- [Required task]
All of the material below is to be retyped exactly.

◇ ◇ ◇

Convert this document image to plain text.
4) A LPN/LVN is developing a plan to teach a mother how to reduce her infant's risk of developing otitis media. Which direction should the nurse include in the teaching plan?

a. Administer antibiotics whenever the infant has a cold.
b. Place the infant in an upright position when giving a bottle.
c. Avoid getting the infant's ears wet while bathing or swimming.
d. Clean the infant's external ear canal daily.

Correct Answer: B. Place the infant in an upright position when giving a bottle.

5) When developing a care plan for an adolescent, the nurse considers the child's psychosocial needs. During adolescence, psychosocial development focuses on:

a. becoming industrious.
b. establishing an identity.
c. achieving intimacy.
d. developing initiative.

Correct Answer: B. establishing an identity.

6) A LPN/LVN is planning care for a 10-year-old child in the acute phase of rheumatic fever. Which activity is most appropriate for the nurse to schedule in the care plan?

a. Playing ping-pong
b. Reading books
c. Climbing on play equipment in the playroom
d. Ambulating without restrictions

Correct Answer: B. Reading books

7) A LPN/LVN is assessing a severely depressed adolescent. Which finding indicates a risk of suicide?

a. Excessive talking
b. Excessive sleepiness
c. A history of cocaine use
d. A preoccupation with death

◇ ◇ ◇

- [Exercise result]
Convert this document image to plain text.
4) A LPN/LVN is developing a plan to teach a mother how to reduce her infant's risk of developing otitis media. Which direction should the nurse include in the teaching plan?

a. Administer antibiotics whenever the infant has a cold.
b. Place the infant in an upright position when giving a bottle.
c. Avoid getting the infant's ears wet while bathing or swimming.
d. Clean the infant's external ear canal daily.

Correct Answer: B. Place the infant in an upright position when giving a bottle.

5) When developing a care plan for an adolescent, the nurse considers the child's psychosocial needs. During adolescence, psychosocial development focuses on:

a. becoming industrious.
b. establishing an identity.
c. achieving intimacy.
d. developing initiative.

Correct Answer: B. establishing an identity.

6) A LPN/LVN is planning care for a 10-year-old child in the acute phase of rheumatic fever. Which activity is most appropriate for the nurse to schedule in the care plan?

a. Playing ping-pong
b. Reading books
c. Climbing on play equipment in the playroom
d. Ambulating without restrictions

Correct Answer: B. Reading books

7) A LPN/LVN is assessing a severely depressed adolescent. Which finding indicates a risk of suicide?

a. Excessive talking
b. Excessive sleepiness
c. A history of cocaine use
d. A preoccupation with death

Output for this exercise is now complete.